● **The request**: Exactly as they appear, output all of the entries.

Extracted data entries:

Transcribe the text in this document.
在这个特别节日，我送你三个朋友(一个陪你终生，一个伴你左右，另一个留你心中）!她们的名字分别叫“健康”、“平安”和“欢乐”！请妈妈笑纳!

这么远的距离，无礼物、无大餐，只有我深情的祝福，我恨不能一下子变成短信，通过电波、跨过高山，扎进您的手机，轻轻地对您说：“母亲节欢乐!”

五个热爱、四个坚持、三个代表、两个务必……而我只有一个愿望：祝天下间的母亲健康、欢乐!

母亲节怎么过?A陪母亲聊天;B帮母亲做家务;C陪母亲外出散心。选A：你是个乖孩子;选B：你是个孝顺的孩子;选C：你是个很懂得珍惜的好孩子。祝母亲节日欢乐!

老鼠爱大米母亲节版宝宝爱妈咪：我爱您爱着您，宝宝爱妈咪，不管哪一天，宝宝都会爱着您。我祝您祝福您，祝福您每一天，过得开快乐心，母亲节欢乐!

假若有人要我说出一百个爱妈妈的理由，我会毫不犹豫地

● **Task result**:
Transcribe the text in this document.
在这个特别节日，我送你三个朋友(一个陪你终生，一个伴你左右，另一个留你心中）!她们的名字分别叫“健康”、“平安”和“欢乐”！请妈妈笑纳!

这么远的距离，无礼物、无大餐，只有我深情的祝福，我恨不能一下子变成短信，通过电波、跨过高山，扎进您的手机，轻轻地对您说：“母亲节欢乐!”

五个热爱、四个坚持、三个代表、两个务必……而我只有一个愿望：祝天下间的母亲健康、欢乐!

母亲节怎么过?A陪母亲聊天;B帮母亲做家务;C陪母亲外出散心。选A：你是个乖孩子;选B：你是个孝顺的孩子;选C：你是个很懂得珍惜的好孩子。祝母亲节日欢乐!

老鼠爱大米母亲节版宝宝爱妈咪：我爱您爱着您，宝宝爱妈咪，不管哪一天，宝宝都会爱着您。我祝您祝福您，祝福您每一天，过得开快乐心，母亲节欢乐!

假若有人要我说出一百个爱妈妈的理由，我会毫不犹豫地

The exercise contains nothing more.